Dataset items
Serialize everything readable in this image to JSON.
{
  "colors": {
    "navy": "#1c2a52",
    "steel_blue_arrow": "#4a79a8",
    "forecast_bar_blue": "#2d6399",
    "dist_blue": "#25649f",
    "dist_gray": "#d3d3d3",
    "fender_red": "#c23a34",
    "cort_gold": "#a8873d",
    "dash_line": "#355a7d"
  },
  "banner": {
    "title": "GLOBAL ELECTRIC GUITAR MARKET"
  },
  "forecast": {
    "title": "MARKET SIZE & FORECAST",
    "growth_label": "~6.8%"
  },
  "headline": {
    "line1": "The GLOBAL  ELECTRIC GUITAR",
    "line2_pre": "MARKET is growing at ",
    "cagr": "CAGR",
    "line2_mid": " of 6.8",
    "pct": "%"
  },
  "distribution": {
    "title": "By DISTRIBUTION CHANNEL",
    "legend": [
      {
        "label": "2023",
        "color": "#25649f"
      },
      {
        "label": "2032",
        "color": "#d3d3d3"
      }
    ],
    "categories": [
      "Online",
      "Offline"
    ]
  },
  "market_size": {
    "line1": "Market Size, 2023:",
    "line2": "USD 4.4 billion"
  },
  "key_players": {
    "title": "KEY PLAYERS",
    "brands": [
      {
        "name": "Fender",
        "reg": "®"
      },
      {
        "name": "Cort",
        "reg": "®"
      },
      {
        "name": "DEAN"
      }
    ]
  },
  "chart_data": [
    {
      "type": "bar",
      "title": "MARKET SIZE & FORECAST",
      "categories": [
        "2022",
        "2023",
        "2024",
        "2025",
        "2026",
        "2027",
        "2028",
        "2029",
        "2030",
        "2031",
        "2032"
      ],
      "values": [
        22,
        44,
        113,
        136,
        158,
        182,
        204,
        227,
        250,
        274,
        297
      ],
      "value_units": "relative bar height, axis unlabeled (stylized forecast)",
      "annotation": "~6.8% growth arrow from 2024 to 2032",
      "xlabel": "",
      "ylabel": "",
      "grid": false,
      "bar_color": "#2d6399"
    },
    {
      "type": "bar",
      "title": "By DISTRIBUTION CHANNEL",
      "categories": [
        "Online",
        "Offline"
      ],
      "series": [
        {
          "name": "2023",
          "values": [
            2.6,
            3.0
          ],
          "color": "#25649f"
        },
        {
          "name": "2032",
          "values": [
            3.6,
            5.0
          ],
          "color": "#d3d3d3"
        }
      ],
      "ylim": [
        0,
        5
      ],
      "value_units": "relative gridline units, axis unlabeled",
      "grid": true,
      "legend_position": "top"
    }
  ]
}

OBJECTIVE: Search the data for the word "GUITAR" and copy each line where it appears.

SOLUTION FOR THIS PROBLEM:
    "title": "GLOBAL ELECTRIC GUITAR MARKET"
    "line1": "The GLOBAL  ELECTRIC GUITAR",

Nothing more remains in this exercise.